◆ WHAT IS EXPECTED: For this exercise, copy out each line of the material below that includes "name".
====== EXERCISE MATERIAL
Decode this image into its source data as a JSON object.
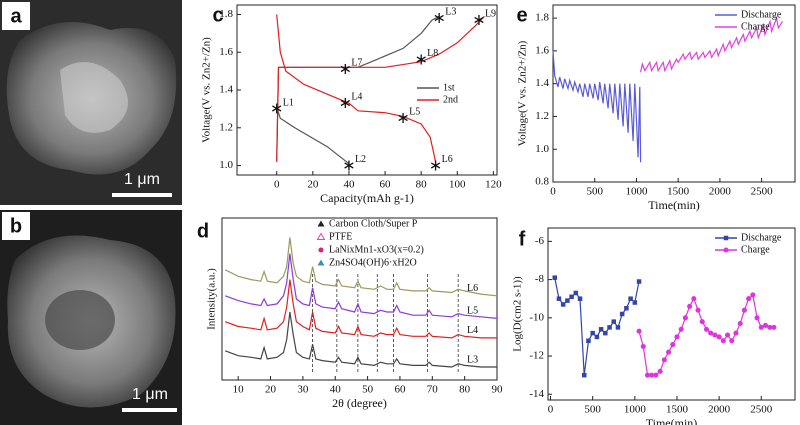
{
  "images": [
    {
      "label": "a",
      "scale_bar": "1 μm"
    },
    {
      "label": "b",
      "scale_bar": "1 μm"
    }
  ],
  "chart_data": [
    {
      "type": "line",
      "panel_label": "c",
      "x_label": "Capacity(mAh g-1)",
      "y_label": "Voltage(V vs. Zn2+/Zn)",
      "xlim": [
        -22,
        122
      ],
      "xticks": [
        0,
        20,
        40,
        60,
        80,
        100,
        120
      ],
      "ylim": [
        0.95,
        1.85
      ],
      "yticks": [
        {
          "value": 1,
          "label": "1.0"
        },
        1.2,
        1.4,
        1.6,
        1.8
      ],
      "legend_position": "center right",
      "series": [
        {
          "name": "1st",
          "color": "#555555",
          "x": [
            0,
            2,
            10,
            28,
            40,
            40,
            0,
            1,
            20,
            45,
            55,
            70,
            80,
            86,
            90
          ],
          "values": [
            1.31,
            1.25,
            1.2,
            1.1,
            1.01,
            null,
            1.02,
            1.52,
            1.52,
            1.52,
            1.56,
            1.62,
            1.7,
            1.77,
            1.79
          ]
        },
        {
          "name": "2nd",
          "color": "#e02020",
          "x": [
            0,
            2,
            5,
            15,
            30,
            40,
            45,
            60,
            70,
            80,
            85,
            88,
            88,
            0,
            1,
            40,
            60,
            80,
            90,
            100,
            110,
            115
          ],
          "values": [
            1.8,
            1.6,
            1.5,
            1.43,
            1.37,
            1.33,
            1.29,
            1.28,
            1.26,
            1.22,
            1.15,
            1.02,
            null,
            1.02,
            1.52,
            1.52,
            1.52,
            1.55,
            1.59,
            1.65,
            1.74,
            1.79
          ]
        }
      ],
      "annotations": [
        {
          "text": "L1",
          "x": 0,
          "y": 1.31
        },
        {
          "text": "L2",
          "x": 40,
          "y": 1.01
        },
        {
          "text": "L3",
          "x": 90,
          "y": 1.79
        },
        {
          "text": "L4",
          "x": 38,
          "y": 1.34
        },
        {
          "text": "L5",
          "x": 70,
          "y": 1.26
        },
        {
          "text": "L6",
          "x": 88,
          "y": 1.01
        },
        {
          "text": "L7",
          "x": 38,
          "y": 1.52
        },
        {
          "text": "L8",
          "x": 80,
          "y": 1.57
        },
        {
          "text": "L9",
          "x": 112,
          "y": 1.78
        }
      ]
    },
    {
      "type": "line",
      "panel_label": "d",
      "x_label": "2θ (degree)",
      "y_label": "Intensity(a.u.)",
      "xlim": [
        5,
        90
      ],
      "xticks": [
        10,
        20,
        30,
        40,
        50,
        60,
        70,
        80,
        90
      ],
      "ylim": [
        0,
        100
      ],
      "end_labels": true,
      "reference_x": [
        33,
        40.5,
        47,
        53,
        58,
        68.5,
        78
      ],
      "legend_entries": [
        {
          "label": "Carbon Cloth/Super P",
          "marker": "triangle",
          "color": "#222222"
        },
        {
          "label": "PTFE",
          "marker": "triangle-open",
          "color": "#e040c0"
        },
        {
          "label": "LaNixMn1-xO3(x=0.2)",
          "marker": "circle",
          "color": "#e0207a"
        },
        {
          "label": "Zn4SO4(OH)6·xH2O",
          "marker": "triangle",
          "color": "#3a8fc0"
        }
      ],
      "x": [
        6,
        10,
        14,
        17,
        18,
        19,
        22,
        24,
        25,
        26,
        27,
        28,
        30,
        32,
        33,
        34,
        36,
        40,
        41,
        42,
        46,
        47,
        48,
        52,
        54,
        56,
        58,
        59,
        60,
        64,
        68,
        69,
        70,
        76,
        78,
        80,
        85,
        90
      ],
      "series": [
        {
          "name": "L3",
          "color": "#444444",
          "values": [
            18,
            15,
            14,
            13,
            20,
            13,
            14,
            17,
            25,
            42,
            28,
            17,
            14,
            13,
            22,
            13,
            12,
            11,
            14,
            11,
            10,
            14,
            10,
            9,
            11,
            10,
            10,
            13,
            10,
            9,
            9,
            11,
            9,
            8,
            10,
            9,
            8,
            8
          ]
        },
        {
          "name": "L4",
          "color": "#e02020",
          "values": [
            36,
            33,
            32,
            31,
            38,
            31,
            32,
            36,
            45,
            62,
            47,
            36,
            33,
            31,
            42,
            32,
            30,
            29,
            33,
            29,
            28,
            33,
            28,
            27,
            29,
            28,
            28,
            32,
            28,
            27,
            27,
            29,
            27,
            26,
            28,
            27,
            26,
            26
          ]
        },
        {
          "name": "L5",
          "color": "#8a3ae0",
          "values": [
            52,
            49,
            47,
            46,
            50,
            46,
            47,
            52,
            60,
            78,
            62,
            50,
            47,
            46,
            57,
            47,
            45,
            44,
            48,
            44,
            42,
            47,
            42,
            41,
            43,
            42,
            42,
            46,
            42,
            40,
            40,
            43,
            40,
            39,
            41,
            40,
            39,
            38
          ]
        },
        {
          "name": "L6",
          "color": "#9a9a60",
          "values": [
            68,
            64,
            62,
            61,
            67,
            61,
            60,
            64,
            70,
            88,
            72,
            64,
            61,
            60,
            70,
            61,
            59,
            58,
            62,
            58,
            57,
            61,
            57,
            56,
            58,
            56,
            56,
            60,
            56,
            55,
            55,
            57,
            55,
            54,
            56,
            55,
            53,
            52
          ]
        }
      ]
    },
    {
      "type": "line",
      "panel_label": "e",
      "x_label": "Time(min)",
      "y_label": "Voltage(V vs. Zn2+/Zn)",
      "xlim": [
        0,
        2900
      ],
      "xticks": [
        0,
        500,
        1000,
        1500,
        2000,
        2500
      ],
      "ylim": [
        0.8,
        1.88
      ],
      "yticks": [
        0.8,
        {
          "value": 1,
          "label": "1.0"
        },
        1.2,
        1.4,
        1.6,
        1.8
      ],
      "legend_position": "upper right",
      "series": [
        {
          "name": "Discharge",
          "color": "#5a5ad8",
          "x": [
            0,
            20,
            60,
            80,
            120,
            140,
            180,
            200,
            240,
            260,
            300,
            320,
            360,
            380,
            420,
            440,
            480,
            500,
            540,
            560,
            600,
            620,
            660,
            680,
            720,
            740,
            780,
            800,
            840,
            860,
            900,
            920,
            960,
            980,
            1020,
            1040,
            1050
          ],
          "values": [
            1.6,
            1.45,
            1.38,
            1.44,
            1.37,
            1.43,
            1.37,
            1.42,
            1.36,
            1.41,
            1.35,
            1.4,
            1.32,
            1.4,
            1.32,
            1.4,
            1.31,
            1.4,
            1.3,
            1.41,
            1.28,
            1.4,
            1.25,
            1.4,
            1.22,
            1.4,
            1.18,
            1.4,
            1.14,
            1.4,
            1.1,
            1.4,
            1.05,
            1.4,
            0.95,
            1.38,
            0.92
          ]
        },
        {
          "name": "Charge",
          "color": "#e040e0",
          "x": [
            1050,
            1070,
            1100,
            1160,
            1180,
            1240,
            1260,
            1320,
            1340,
            1400,
            1420,
            1480,
            1500,
            1560,
            1580,
            1640,
            1660,
            1720,
            1740,
            1800,
            1820,
            1880,
            1900,
            1960,
            1980,
            2040,
            2060,
            2120,
            2140,
            2200,
            2220,
            2280,
            2300,
            2360,
            2380,
            2440,
            2460,
            2520,
            2540,
            2600,
            2620,
            2680,
            2700,
            2750
          ],
          "values": [
            1.47,
            1.52,
            1.48,
            1.53,
            1.48,
            1.53,
            1.48,
            1.53,
            1.48,
            1.54,
            1.49,
            1.55,
            1.53,
            1.58,
            1.55,
            1.59,
            1.55,
            1.59,
            1.55,
            1.59,
            1.56,
            1.6,
            1.56,
            1.61,
            1.57,
            1.64,
            1.6,
            1.66,
            1.62,
            1.68,
            1.64,
            1.7,
            1.66,
            1.72,
            1.68,
            1.74,
            1.68,
            1.76,
            1.7,
            1.78,
            1.72,
            1.8,
            1.74,
            1.78
          ]
        }
      ]
    },
    {
      "type": "line",
      "panel_label": "f",
      "x_label": "Time(min)",
      "y_label": "Log(D(cm2 s-1))",
      "xlim": [
        -30,
        2900
      ],
      "xticks": [
        0,
        500,
        1000,
        1500,
        2000,
        2500
      ],
      "ylim": [
        -14.3,
        -5.3
      ],
      "yticks": [
        -14,
        -12,
        -10,
        -8,
        -6
      ],
      "legend_position": "upper right",
      "series": [
        {
          "name": "Discharge",
          "color": "#3344aa",
          "marker": "square",
          "x": [
            50,
            100,
            150,
            200,
            250,
            300,
            350,
            400,
            450,
            500,
            550,
            600,
            650,
            700,
            750,
            800,
            850,
            900,
            950,
            1000,
            1050
          ],
          "values": [
            -7.9,
            -9.0,
            -9.3,
            -9.1,
            -8.9,
            -8.7,
            -9.0,
            -13.0,
            -11.2,
            -10.8,
            -11.0,
            -10.6,
            -10.8,
            -10.5,
            -10.2,
            -10.5,
            -9.8,
            -9.5,
            -9.0,
            -9.2,
            -8.1
          ]
        },
        {
          "name": "Charge",
          "color": "#e033e0",
          "marker": "circle",
          "x": [
            1050,
            1100,
            1150,
            1200,
            1250,
            1300,
            1350,
            1400,
            1450,
            1500,
            1550,
            1600,
            1650,
            1700,
            1750,
            1800,
            1850,
            1900,
            1950,
            2000,
            2050,
            2100,
            2150,
            2200,
            2250,
            2300,
            2350,
            2400,
            2450,
            2500,
            2550,
            2600,
            2650
          ],
          "values": [
            -10.7,
            -11.5,
            -13.0,
            -13.0,
            -13.0,
            -12.8,
            -12.2,
            -11.8,
            -11.4,
            -11.0,
            -10.6,
            -10.0,
            -9.4,
            -9.0,
            -9.6,
            -10.2,
            -10.6,
            -10.8,
            -10.9,
            -11.0,
            -11.2,
            -10.9,
            -11.2,
            -10.8,
            -10.3,
            -9.6,
            -9.0,
            -8.8,
            -10.0,
            -10.5,
            -10.4,
            -10.5,
            -10.5
          ]
        }
      ]
    }
  ]
}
============
◆ FULL OUTPUT:
          "name": "1st",
          "name": "2nd",
          "name": "L3",
          "name": "L4",
          "name": "L5",
          "name": "L6",
          "name": "Discharge",
          "name": "Charge",
          "name": "Discharge",
          "name": "Charge",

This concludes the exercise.